** START RECORDS FOR THIS TASK **

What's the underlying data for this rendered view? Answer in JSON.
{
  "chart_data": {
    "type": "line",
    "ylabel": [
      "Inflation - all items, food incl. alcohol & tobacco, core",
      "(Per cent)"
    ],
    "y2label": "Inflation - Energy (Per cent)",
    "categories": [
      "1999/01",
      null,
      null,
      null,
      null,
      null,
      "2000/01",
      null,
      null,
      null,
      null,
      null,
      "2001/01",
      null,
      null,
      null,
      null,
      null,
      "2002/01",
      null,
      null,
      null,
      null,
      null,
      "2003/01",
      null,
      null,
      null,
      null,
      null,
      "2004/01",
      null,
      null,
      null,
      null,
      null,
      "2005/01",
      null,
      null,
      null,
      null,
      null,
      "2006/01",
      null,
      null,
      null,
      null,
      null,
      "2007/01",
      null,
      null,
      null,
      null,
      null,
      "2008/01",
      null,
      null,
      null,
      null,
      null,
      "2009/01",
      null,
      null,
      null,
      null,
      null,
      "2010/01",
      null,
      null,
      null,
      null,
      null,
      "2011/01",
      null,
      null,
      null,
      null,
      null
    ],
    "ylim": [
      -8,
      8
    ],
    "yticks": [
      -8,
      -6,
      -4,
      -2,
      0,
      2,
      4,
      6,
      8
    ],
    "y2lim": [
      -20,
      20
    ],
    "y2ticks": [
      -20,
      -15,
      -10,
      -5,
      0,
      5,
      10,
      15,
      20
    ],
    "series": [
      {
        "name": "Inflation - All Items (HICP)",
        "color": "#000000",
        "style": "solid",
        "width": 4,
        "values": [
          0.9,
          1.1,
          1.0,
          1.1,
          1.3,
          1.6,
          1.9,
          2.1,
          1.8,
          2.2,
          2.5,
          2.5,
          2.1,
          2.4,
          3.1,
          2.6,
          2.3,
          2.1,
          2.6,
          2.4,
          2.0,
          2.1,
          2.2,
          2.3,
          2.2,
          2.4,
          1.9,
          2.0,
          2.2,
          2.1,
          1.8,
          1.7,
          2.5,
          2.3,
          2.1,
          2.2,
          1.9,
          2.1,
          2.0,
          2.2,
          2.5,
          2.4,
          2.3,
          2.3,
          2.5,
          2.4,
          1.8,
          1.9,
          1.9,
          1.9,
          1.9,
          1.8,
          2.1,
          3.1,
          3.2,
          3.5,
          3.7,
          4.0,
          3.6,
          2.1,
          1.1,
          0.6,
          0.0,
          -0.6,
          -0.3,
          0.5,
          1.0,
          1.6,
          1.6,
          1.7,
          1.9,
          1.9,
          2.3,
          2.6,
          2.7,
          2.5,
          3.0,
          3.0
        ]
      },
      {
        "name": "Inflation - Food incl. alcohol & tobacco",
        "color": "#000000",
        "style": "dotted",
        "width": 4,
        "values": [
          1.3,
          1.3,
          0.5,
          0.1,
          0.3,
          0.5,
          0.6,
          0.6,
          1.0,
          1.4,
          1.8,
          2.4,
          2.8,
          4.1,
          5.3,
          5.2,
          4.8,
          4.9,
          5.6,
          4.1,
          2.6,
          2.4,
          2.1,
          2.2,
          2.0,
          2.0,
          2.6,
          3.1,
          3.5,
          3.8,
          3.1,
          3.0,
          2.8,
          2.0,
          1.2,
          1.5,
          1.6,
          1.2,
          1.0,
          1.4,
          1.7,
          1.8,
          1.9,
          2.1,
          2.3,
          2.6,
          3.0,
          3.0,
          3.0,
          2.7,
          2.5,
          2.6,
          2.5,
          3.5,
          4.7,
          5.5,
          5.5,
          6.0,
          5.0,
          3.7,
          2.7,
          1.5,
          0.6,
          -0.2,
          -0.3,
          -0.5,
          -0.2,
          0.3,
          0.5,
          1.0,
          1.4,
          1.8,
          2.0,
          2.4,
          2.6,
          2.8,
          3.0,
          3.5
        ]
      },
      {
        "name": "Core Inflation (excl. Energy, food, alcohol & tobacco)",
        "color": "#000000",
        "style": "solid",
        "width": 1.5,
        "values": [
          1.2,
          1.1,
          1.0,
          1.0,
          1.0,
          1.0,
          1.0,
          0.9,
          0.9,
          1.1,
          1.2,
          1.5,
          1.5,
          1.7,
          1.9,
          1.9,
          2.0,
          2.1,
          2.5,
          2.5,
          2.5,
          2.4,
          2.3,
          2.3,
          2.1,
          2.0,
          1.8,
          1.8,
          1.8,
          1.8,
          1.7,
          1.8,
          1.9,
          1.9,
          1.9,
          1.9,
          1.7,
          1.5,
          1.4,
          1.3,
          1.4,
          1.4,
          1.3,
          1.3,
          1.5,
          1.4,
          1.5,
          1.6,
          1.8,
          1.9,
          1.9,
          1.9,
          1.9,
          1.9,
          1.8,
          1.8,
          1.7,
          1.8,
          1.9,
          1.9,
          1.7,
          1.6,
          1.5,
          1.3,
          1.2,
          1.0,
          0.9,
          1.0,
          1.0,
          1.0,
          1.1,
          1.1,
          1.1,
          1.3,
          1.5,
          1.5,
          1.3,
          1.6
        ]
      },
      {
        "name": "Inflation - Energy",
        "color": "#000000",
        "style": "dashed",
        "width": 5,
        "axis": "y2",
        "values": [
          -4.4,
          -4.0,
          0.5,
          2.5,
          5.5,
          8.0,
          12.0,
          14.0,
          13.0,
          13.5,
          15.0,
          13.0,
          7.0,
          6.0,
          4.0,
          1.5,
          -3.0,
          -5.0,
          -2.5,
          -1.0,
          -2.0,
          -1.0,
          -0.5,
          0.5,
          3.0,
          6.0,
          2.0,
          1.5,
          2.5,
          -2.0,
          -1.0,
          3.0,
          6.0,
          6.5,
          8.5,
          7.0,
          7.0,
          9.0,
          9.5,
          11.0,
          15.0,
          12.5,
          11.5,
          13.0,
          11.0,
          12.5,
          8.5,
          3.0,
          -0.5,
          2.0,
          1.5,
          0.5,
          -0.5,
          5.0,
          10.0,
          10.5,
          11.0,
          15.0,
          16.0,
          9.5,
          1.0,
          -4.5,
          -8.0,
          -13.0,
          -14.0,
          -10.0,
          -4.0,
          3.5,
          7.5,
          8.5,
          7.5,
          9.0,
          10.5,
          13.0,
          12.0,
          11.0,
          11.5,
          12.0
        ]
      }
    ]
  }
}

** END RECORDS FOR THIS TASK **

## INSTRUCTION
Return the lines above exactly, keeping every word.

## THE OUTPUT
What's the underlying data for this rendered view? Answer in JSON.
{
  "chart_data": {
    "type": "line",
    "ylabel": [
      "Inflation - all items, food incl. alcohol & tobacco, core",
      "(Per cent)"
    ],
    "y2label": "Inflation - Energy (Per cent)",
    "categories": [
      "1999/01",
      null,
      null,
      null,
      null,
      null,
      "2000/01",
      null,
      null,
      null,
      null,
      null,
      "2001/01",
      null,
      null,
      null,
      null,
      null,
      "2002/01",
      null,
      null,
      null,
      null,
      null,
      "2003/01",
      null,
      null,
      null,
      null,
      null,
      "2004/01",
      null,
      null,
      null,
      null,
      null,
      "2005/01",
      null,
      null,
      null,
      null,
      null,
      "2006/01",
      null,
      null,
      null,
      null,
      null,
      "2007/01",
      null,
      null,
      null,
      null,
      null,
      "2008/01",
      null,
      null,
      null,
      null,
      null,
      "2009/01",
      null,
      null,
      null,
      null,
      null,
      "2010/01",
      null,
      null,
      null,
      null,
      null,
      "2011/01",
      null,
      null,
      null,
      null,
      null
    ],
    "ylim": [
      -8,
      8
    ],
    "yticks": [
      -8,
      -6,
      -4,
      -2,
      0,
      2,
      4,
      6,
      8
    ],
    "y2lim": [
      -20,
      20
    ],
    "y2ticks": [
      -20,
      -15,
      -10,
      -5,
      0,
      5,
      10,
      15,
      20
    ],
    "series": [
      {
        "name": "Inflation - All Items (HICP)",
        "color": "#000000",
        "style": "solid",
        "width": 4,
        "values": [
          0.9,
          1.1,
          1.0,
          1.1,
          1.3,
          1.6,
          1.9,
          2.1,
          1.8,
          2.2,
          2.5,
          2.5,
          2.1,
          2.4,
          3.1,
          2.6,
          2.3,
          2.1,
          2.6,
          2.4,
          2.0,
          2.1,
          2.2,
          2.3,
          2.2,
          2.4,
          1.9,
          2.0,
          2.2,
          2.1,
          1.8,
          1.7,
          2.5,
          2.3,
          2.1,
          2.2,
          1.9,
          2.1,
          2.0,
          2.2,
          2.5,
          2.4,
          2.3,
          2.3,
          2.5,
          2.4,
          1.8,
          1.9,
          1.9,
          1.9,
          1.9,
          1.8,
          2.1,
          3.1,
          3.2,
          3.5,
          3.7,
          4.0,
          3.6,
          2.1,
          1.1,
          0.6,
          0.0,
          -0.6,
          -0.3,
          0.5,
          1.0,
          1.6,
          1.6,
          1.7,
          1.9,
          1.9,
          2.3,
          2.6,
          2.7,
          2.5,
          3.0,
          3.0
        ]
      },
      {
        "name": "Inflation - Food incl. alcohol & tobacco",
        "color": "#000000",
        "style": "dotted",
        "width": 4,
        "values": [
          1.3,
          1.3,
          0.5,
          0.1,
          0.3,
          0.5,
          0.6,
          0.6,
          1.0,
          1.4,
          1.8,
          2.4,
          2.8,
          4.1,
          5.3,
          5.2,
          4.8,
          4.9,
          5.6,
          4.1,
          2.6,
          2.4,
          2.1,
          2.2,
          2.0,
          2.0,
          2.6,
          3.1,
          3.5,
          3.8,
          3.1,
          3.0,
          2.8,
          2.0,
          1.2,
          1.5,
          1.6,
          1.2,
          1.0,
          1.4,
          1.7,
          1.8,
          1.9,
          2.1,
          2.3,
          2.6,
          3.0,
          3.0,
          3.0,
          2.7,
          2.5,
          2.6,
          2.5,
          3.5,
          4.7,
          5.5,
          5.5,
          6.0,
          5.0,
          3.7,
          2.7,
          1.5,
          0.6,
          -0.2,
          -0.3,
          -0.5,
          -0.2,
          0.3,
          0.5,
          1.0,
          1.4,
          1.8,
          2.0,
          2.4,
          2.6,
          2.8,
          3.0,
          3.5
        ]
      },
      {
        "name": "Core Inflation (excl. Energy, food, alcohol & tobacco)",
        "color": "#000000",
        "style": "solid",
        "width": 1.5,
        "values": [
          1.2,
          1.1,
          1.0,
          1.0,
          1.0,
          1.0,
          1.0,
          0.9,
          0.9,
          1.1,
          1.2,
          1.5,
          1.5,
          1.7,
          1.9,
          1.9,
          2.0,
          2.1,
          2.5,
          2.5,
          2.5,
          2.4,
          2.3,
          2.3,
          2.1,
          2.0,
          1.8,
          1.8,
          1.8,
          1.8,
          1.7,
          1.8,
          1.9,
          1.9,
          1.9,
          1.9,
          1.7,
          1.5,
          1.4,
          1.3,
          1.4,
          1.4,
          1.3,
          1.3,
          1.5,
          1.4,
          1.5,
          1.6,
          1.8,
          1.9,
          1.9,
          1.9,
          1.9,
          1.9,
          1.8,
          1.8,
          1.7,
          1.8,
          1.9,
          1.9,
          1.7,
          1.6,
          1.5,
          1.3,
          1.2,
          1.0,
          0.9,
          1.0,
          1.0,
          1.0,
          1.1,
          1.1,
          1.1,
          1.3,
          1.5,
          1.5,
          1.3,
          1.6
        ]
      },
      {
        "name": "Inflation - Energy",
        "color": "#000000",
        "style": "dashed",
        "width": 5,
        "axis": "y2",
        "values": [
          -4.4,
          -4.0,
          0.5,
          2.5,
          5.5,
          8.0,
          12.0,
          14.0,
          13.0,
          13.5,
          15.0,
          13.0,
          7.0,
          6.0,
          4.0,
          1.5,
          -3.0,
          -5.0,
          -2.5,
          -1.0,
          -2.0,
          -1.0,
          -0.5,
          0.5,
          3.0,
          6.0,
          2.0,
          1.5,
          2.5,
          -2.0,
          -1.0,
          3.0,
          6.0,
          6.5,
          8.5,
          7.0,
          7.0,
          9.0,
          9.5,
          11.0,
          15.0,
          12.5,
          11.5,
          13.0,
          11.0,
          12.5,
          8.5,
          3.0,
          -0.5,
          2.0,
          1.5,
          0.5,
          -0.5,
          5.0,
          10.0,
          10.5,
          11.0,
          15.0,
          16.0,
          9.5,
          1.0,
          -4.5,
          -8.0,
          -13.0,
          -14.0,
          -10.0,
          -4.0,
          3.5,
          7.5,
          8.5,
          7.5,
          9.0,
          10.5,
          13.0,
          12.0,
          11.0,
          11.5,
          12.0
        ]
      }
    ]
  }
}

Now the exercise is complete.